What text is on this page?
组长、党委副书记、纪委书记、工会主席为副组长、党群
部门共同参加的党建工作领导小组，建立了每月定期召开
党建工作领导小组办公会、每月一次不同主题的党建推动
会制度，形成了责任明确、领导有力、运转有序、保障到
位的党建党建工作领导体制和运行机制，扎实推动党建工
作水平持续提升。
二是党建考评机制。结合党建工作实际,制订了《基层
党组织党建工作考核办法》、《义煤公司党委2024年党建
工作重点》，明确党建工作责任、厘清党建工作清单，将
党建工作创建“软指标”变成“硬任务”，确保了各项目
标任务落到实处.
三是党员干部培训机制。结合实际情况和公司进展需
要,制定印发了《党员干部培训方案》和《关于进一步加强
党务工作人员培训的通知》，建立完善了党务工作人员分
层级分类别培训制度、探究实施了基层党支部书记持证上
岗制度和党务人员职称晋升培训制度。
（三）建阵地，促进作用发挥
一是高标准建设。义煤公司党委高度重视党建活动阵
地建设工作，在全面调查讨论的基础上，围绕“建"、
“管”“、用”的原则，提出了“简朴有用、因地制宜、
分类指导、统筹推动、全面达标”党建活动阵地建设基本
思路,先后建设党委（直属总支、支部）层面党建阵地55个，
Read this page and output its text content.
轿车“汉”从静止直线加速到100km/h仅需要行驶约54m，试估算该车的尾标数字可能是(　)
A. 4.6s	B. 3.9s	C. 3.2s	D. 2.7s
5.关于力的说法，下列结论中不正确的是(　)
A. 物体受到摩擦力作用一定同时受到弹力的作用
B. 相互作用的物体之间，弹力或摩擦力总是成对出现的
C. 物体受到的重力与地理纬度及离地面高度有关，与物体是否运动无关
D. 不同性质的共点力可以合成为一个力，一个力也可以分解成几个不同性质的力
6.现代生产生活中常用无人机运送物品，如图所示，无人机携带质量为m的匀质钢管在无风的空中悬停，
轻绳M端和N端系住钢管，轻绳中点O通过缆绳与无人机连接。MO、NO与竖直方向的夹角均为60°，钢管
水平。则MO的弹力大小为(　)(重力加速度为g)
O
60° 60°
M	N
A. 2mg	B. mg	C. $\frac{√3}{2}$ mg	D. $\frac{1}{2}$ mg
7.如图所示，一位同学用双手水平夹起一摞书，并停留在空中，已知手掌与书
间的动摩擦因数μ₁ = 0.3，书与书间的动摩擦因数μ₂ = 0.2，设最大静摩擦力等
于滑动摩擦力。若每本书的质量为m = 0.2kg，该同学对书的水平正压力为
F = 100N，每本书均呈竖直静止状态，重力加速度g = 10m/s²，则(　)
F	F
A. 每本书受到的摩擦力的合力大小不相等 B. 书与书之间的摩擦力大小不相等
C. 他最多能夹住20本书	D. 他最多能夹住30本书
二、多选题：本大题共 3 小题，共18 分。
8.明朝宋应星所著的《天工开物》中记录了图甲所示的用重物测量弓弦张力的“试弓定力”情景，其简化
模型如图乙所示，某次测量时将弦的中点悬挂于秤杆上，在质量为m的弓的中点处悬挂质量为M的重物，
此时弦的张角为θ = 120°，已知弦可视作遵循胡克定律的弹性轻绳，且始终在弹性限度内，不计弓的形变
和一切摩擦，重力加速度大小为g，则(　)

════════

Task directions:
Pull every line containing the word "text" out of the material.

Answer to the problem:
What text is on this page?
Read this page and output its text content.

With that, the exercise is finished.